- **Directions**: Below is a listing. Gather each line of it that contains "Contact".

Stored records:
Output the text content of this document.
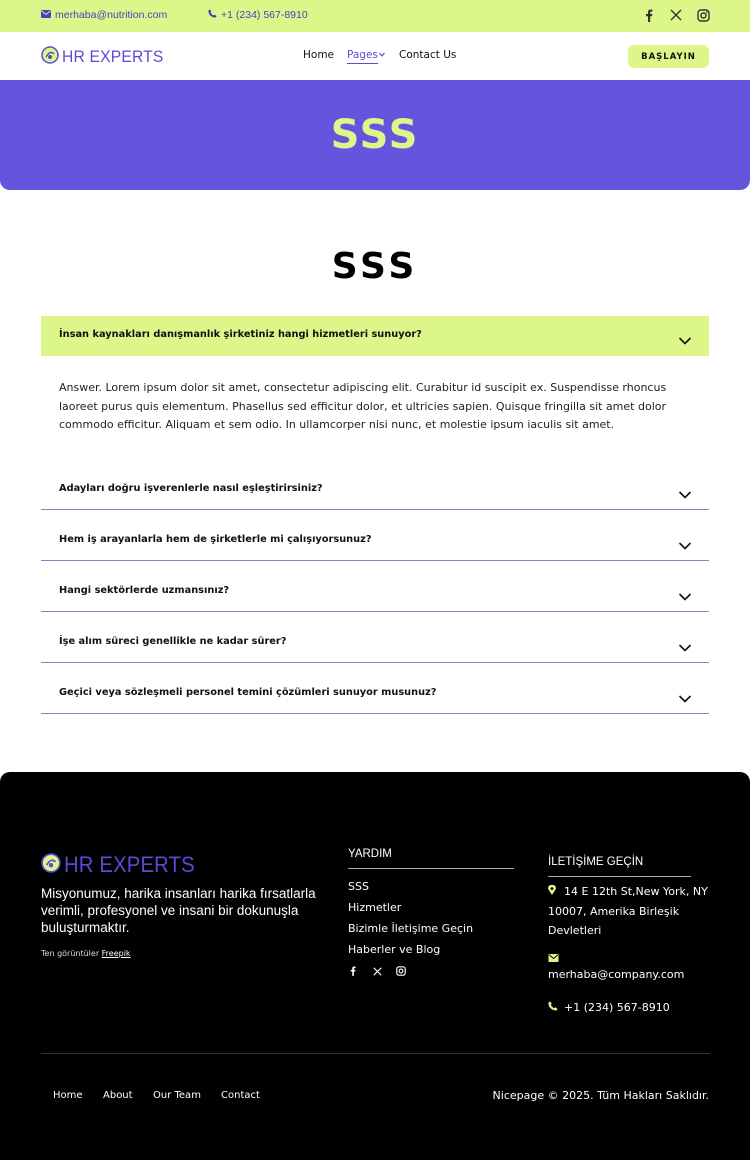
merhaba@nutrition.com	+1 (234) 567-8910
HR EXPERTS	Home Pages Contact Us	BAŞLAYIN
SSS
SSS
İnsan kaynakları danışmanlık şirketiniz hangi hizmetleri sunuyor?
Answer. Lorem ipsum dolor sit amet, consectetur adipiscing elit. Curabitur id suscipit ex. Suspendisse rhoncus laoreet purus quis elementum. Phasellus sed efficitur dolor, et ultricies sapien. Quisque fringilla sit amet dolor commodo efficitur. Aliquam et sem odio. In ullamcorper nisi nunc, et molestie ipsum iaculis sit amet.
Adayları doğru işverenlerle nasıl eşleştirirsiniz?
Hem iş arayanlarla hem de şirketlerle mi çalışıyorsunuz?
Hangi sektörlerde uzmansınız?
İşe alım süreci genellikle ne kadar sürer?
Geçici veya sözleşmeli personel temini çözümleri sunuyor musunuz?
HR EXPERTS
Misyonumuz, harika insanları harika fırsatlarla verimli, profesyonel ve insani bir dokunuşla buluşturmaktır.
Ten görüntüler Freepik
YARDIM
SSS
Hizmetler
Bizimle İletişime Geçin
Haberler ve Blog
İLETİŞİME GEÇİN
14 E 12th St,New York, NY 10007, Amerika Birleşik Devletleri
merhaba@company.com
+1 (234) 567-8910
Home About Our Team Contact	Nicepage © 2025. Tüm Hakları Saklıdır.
==
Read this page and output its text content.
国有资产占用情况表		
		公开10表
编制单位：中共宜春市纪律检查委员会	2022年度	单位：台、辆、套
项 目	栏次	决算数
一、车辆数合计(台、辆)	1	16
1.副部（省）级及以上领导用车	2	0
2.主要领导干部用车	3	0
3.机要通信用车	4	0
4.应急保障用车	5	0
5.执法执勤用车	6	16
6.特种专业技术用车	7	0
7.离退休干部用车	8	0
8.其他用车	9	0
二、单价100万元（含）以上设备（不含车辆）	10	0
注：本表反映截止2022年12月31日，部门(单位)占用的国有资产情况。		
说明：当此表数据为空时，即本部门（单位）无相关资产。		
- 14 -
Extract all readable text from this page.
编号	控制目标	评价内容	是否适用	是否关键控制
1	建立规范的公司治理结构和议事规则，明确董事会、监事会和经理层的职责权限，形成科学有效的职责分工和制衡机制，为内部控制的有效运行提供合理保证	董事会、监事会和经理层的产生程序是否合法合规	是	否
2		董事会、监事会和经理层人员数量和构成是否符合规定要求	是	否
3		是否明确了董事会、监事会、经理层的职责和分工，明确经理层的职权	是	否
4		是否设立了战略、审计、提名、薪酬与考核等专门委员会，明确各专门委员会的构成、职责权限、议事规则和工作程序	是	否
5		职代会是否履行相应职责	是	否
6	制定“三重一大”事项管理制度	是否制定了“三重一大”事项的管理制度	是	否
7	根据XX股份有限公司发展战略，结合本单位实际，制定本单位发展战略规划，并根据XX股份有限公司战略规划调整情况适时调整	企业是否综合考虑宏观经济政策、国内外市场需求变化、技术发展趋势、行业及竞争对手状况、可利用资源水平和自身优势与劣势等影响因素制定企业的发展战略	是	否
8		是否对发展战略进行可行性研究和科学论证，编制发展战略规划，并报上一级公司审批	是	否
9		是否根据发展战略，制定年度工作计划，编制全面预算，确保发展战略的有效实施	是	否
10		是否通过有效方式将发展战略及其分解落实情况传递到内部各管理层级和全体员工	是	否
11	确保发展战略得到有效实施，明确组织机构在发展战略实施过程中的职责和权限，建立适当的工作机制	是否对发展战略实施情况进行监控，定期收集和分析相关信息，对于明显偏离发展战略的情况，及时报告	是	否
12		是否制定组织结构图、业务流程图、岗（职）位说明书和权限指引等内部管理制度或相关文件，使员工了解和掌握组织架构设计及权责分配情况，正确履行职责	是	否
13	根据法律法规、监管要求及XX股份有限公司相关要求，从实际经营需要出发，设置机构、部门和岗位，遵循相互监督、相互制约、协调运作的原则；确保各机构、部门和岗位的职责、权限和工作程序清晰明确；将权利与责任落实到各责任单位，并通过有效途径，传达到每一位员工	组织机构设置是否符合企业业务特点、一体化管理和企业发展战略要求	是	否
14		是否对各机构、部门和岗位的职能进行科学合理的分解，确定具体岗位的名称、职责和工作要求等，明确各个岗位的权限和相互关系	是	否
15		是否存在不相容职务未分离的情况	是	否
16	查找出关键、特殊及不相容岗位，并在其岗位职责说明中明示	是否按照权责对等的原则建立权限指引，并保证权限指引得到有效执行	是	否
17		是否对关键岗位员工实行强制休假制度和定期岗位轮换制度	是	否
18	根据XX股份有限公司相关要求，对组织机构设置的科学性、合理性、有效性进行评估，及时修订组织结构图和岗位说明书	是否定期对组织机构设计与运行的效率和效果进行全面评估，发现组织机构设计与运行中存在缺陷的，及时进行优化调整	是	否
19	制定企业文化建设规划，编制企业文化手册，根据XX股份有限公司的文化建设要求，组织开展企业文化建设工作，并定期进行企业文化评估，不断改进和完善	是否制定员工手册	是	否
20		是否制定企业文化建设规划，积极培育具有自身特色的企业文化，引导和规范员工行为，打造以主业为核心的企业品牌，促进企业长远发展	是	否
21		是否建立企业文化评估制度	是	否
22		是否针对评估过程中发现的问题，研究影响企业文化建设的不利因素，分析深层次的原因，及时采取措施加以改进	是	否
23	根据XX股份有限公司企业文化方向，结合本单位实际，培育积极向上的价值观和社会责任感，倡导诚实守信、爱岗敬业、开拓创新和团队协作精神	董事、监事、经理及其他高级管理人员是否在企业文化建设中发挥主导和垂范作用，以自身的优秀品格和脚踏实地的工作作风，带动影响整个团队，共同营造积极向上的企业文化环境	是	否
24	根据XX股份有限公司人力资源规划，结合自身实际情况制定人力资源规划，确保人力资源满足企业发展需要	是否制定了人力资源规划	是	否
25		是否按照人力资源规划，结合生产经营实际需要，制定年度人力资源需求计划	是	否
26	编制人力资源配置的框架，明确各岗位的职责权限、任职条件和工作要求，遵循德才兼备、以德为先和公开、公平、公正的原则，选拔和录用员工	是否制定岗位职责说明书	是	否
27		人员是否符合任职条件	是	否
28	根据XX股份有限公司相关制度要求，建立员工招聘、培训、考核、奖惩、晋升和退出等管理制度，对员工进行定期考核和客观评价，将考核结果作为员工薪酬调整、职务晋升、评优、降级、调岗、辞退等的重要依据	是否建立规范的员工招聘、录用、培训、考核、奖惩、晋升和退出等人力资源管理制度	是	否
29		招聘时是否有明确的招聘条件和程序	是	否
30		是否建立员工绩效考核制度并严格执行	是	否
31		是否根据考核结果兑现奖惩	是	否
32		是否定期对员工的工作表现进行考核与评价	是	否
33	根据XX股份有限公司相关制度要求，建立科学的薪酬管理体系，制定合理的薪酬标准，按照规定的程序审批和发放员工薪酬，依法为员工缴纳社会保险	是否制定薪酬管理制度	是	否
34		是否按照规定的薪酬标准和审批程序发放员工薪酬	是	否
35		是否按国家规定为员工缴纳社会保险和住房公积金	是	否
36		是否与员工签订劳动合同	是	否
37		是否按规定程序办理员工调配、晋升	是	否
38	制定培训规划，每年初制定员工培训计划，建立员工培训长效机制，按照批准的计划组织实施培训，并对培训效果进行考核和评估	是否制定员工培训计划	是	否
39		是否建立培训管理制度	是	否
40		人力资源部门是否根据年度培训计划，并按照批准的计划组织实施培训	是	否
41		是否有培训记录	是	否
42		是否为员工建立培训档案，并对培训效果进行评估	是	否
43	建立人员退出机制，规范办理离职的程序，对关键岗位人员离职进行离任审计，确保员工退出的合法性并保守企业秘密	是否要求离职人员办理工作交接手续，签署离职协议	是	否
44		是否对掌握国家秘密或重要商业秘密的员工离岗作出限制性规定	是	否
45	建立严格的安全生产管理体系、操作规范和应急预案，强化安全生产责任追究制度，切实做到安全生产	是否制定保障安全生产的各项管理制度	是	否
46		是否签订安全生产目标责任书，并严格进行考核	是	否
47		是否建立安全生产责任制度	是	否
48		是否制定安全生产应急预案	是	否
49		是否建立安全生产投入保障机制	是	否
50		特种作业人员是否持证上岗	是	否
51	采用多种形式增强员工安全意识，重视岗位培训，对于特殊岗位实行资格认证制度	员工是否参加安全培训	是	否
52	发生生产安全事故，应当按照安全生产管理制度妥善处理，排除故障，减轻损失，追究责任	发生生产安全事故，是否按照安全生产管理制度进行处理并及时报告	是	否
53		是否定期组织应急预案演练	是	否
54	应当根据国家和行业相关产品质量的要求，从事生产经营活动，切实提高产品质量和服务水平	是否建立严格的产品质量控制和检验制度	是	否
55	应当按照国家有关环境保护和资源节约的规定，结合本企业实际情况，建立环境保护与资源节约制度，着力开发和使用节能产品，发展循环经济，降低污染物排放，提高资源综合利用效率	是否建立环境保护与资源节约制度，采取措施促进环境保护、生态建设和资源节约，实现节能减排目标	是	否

- **Answer to this exercise**:
HR EXPERTS	Home Pages Contact Us	BAŞLAYIN
Home About Our Team Contact	Nicepage © 2025. Tüm Hakları Saklıdır.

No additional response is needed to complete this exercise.